Stored records
------------------------------------------------------------------------

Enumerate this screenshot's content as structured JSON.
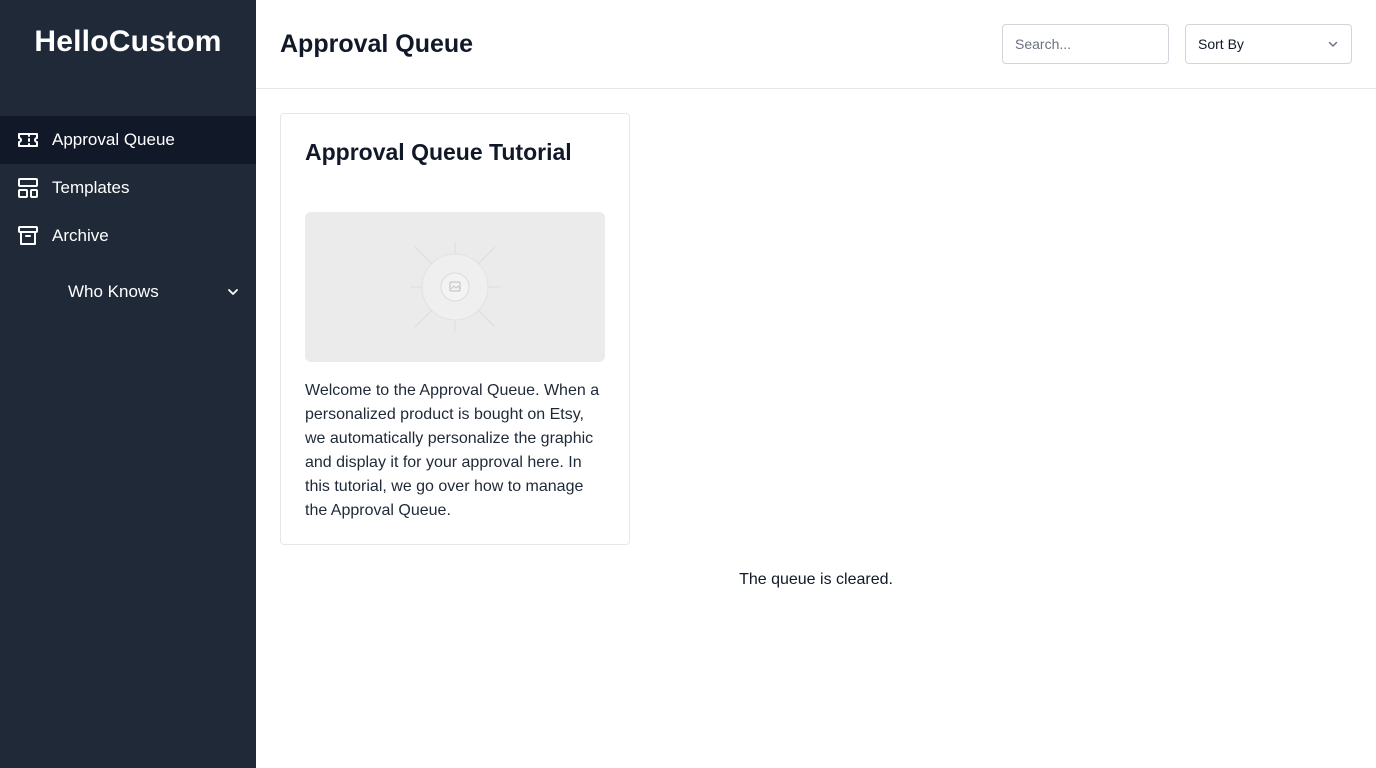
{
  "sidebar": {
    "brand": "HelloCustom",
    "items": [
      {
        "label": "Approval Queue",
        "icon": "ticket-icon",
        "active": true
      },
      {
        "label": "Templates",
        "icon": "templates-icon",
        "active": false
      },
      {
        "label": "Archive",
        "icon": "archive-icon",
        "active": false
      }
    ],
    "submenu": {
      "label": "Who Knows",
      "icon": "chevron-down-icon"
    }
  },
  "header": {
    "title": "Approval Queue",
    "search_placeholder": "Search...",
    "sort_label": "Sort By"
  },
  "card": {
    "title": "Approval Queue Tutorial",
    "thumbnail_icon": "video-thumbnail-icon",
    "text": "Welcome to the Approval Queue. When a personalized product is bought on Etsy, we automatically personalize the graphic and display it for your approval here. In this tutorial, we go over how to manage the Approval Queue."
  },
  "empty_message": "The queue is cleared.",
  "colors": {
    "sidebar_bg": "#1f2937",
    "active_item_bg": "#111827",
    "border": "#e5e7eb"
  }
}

------------------------------------------------------------------------

### Set exercise
Leave the pictures out and print the records above exactly as they stand.

### Reply
Enumerate this screenshot's content as structured JSON.
{
  "sidebar": {
    "brand": "HelloCustom",
    "items": [
      {
        "label": "Approval Queue",
        "icon": "ticket-icon",
        "active": true
      },
      {
        "label": "Templates",
        "icon": "templates-icon",
        "active": false
      },
      {
        "label": "Archive",
        "icon": "archive-icon",
        "active": false
      }
    ],
    "submenu": {
      "label": "Who Knows",
      "icon": "chevron-down-icon"
    }
  },
  "header": {
    "title": "Approval Queue",
    "search_placeholder": "Search...",
    "sort_label": "Sort By"
  },
  "card": {
    "title": "Approval Queue Tutorial",
    "thumbnail_icon": "video-thumbnail-icon",
    "text": "Welcome to the Approval Queue. When a personalized product is bought on Etsy, we automatically personalize the graphic and display it for your approval here. In this tutorial, we go over how to manage the Approval Queue."
  },
  "empty_message": "The queue is cleared.",
  "colors": {
    "sidebar_bg": "#1f2937",
    "active_item_bg": "#111827",
    "border": "#e5e7eb"
  }
}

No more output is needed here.